▶ [INFORMATION SUPPLIED]:
>> BEGIN

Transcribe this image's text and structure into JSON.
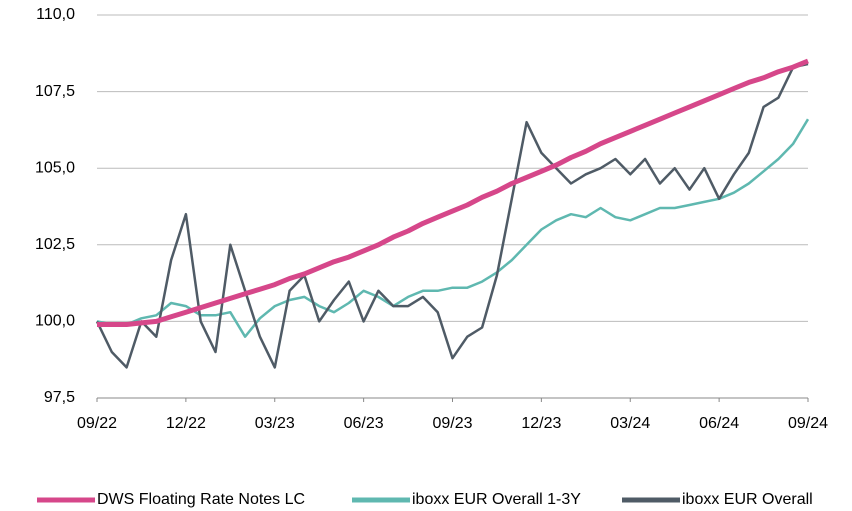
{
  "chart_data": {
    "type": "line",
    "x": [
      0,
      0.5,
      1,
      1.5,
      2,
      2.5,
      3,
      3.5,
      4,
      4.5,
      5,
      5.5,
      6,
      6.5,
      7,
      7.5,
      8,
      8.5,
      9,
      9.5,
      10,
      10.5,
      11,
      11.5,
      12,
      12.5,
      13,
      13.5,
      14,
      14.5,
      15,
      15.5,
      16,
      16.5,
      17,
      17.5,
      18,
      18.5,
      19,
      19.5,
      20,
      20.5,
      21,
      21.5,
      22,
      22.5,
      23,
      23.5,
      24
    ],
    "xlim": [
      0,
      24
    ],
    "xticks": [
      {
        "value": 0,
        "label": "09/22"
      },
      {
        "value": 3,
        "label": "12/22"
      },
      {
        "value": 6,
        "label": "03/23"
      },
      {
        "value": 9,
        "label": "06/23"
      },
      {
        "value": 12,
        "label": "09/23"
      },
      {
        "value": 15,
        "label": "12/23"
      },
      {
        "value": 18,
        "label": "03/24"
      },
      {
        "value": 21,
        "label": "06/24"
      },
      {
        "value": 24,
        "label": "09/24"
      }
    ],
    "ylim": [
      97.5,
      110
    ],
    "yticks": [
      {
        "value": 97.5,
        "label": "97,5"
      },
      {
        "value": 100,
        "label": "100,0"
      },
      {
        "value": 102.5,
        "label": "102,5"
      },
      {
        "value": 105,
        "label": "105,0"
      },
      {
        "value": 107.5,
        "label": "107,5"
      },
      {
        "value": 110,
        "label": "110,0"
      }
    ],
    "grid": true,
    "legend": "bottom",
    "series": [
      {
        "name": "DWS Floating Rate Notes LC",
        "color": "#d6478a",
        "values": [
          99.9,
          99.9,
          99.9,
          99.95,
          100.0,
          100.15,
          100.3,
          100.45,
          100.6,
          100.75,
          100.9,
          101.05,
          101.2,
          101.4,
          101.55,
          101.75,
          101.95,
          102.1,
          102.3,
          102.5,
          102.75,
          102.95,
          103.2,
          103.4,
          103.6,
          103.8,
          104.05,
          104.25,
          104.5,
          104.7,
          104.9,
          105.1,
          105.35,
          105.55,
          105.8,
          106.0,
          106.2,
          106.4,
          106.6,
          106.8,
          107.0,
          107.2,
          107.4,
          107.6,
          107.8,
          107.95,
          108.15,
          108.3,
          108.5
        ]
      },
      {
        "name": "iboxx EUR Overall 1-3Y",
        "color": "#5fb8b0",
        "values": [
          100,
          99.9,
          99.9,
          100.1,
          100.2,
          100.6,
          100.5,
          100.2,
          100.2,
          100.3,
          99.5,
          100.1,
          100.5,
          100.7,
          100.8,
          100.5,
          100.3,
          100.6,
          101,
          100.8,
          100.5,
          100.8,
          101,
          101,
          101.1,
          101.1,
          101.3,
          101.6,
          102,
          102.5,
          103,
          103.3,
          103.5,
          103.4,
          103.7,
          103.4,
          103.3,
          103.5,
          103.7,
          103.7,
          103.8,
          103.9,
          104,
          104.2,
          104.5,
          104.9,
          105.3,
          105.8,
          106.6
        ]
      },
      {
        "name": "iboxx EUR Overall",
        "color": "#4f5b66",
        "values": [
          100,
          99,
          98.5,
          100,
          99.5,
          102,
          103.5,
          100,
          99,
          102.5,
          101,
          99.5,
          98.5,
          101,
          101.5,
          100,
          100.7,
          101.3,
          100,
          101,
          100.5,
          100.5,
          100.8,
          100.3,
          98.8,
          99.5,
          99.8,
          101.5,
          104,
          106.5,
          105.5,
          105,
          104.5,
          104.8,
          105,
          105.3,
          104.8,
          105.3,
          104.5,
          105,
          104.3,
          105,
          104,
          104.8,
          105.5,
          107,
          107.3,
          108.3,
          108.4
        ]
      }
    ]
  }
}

>> END

Pick out the lines that include the word "name" and write them out.

▶ [THE RESULT]:
        "name": "DWS Floating Rate Notes LC",
        "name": "iboxx EUR Overall 1-3Y",
        "name": "iboxx EUR Overall",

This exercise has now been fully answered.